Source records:
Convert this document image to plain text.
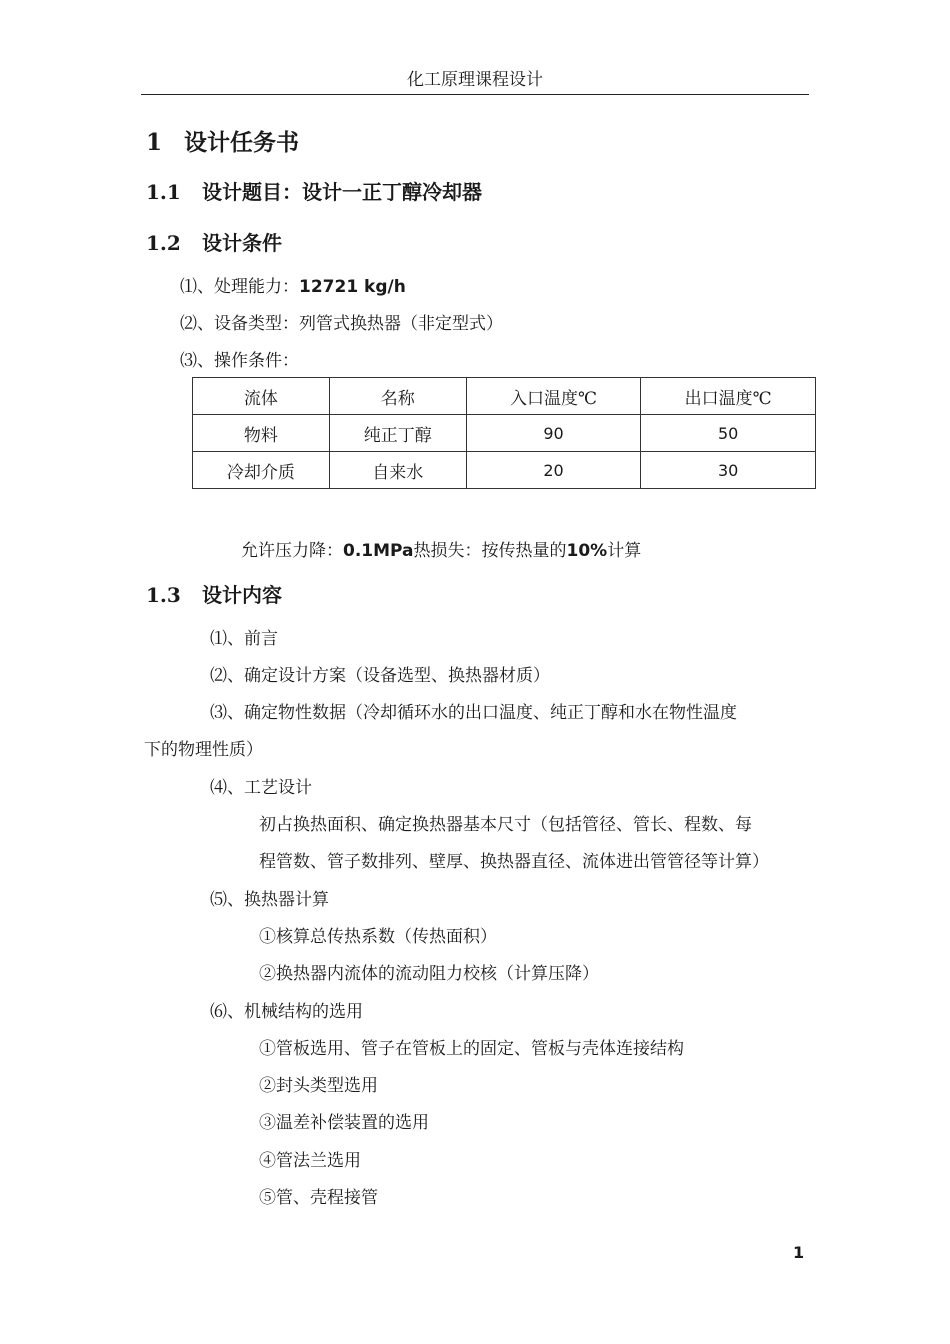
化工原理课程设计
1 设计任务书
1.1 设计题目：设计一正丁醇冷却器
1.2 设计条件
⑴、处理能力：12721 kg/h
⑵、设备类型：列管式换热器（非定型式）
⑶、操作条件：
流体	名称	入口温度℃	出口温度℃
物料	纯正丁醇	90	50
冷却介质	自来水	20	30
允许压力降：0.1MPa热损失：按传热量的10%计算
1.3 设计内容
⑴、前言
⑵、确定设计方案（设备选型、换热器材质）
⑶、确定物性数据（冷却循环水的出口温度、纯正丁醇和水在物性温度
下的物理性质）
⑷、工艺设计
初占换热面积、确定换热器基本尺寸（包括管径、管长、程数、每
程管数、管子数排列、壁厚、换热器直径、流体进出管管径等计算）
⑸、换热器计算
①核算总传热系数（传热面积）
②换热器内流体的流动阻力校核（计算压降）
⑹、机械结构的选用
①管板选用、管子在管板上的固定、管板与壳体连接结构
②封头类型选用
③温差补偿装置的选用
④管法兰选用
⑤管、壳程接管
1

**What this task involves:**
Reproduce the listing exactly. Leave its pictures out.

**Output below:**
Convert this document image to plain text.
化工原理课程设计
1 设计任务书
1.1 设计题目：设计一正丁醇冷却器
1.2 设计条件
⑴、处理能力：12721 kg/h
⑵、设备类型：列管式换热器（非定型式）
⑶、操作条件：
流体	名称	入口温度℃	出口温度℃
物料	纯正丁醇	90	50
冷却介质	自来水	20	30
允许压力降：0.1MPa热损失：按传热量的10%计算
1.3 设计内容
⑴、前言
⑵、确定设计方案（设备选型、换热器材质）
⑶、确定物性数据（冷却循环水的出口温度、纯正丁醇和水在物性温度
下的物理性质）
⑷、工艺设计
初占换热面积、确定换热器基本尺寸（包括管径、管长、程数、每
程管数、管子数排列、壁厚、换热器直径、流体进出管管径等计算）
⑸、换热器计算
①核算总传热系数（传热面积）
②换热器内流体的流动阻力校核（计算压降）
⑹、机械结构的选用
①管板选用、管子在管板上的固定、管板与壳体连接结构
②封头类型选用
③温差补偿装置的选用
④管法兰选用
⑤管、壳程接管
1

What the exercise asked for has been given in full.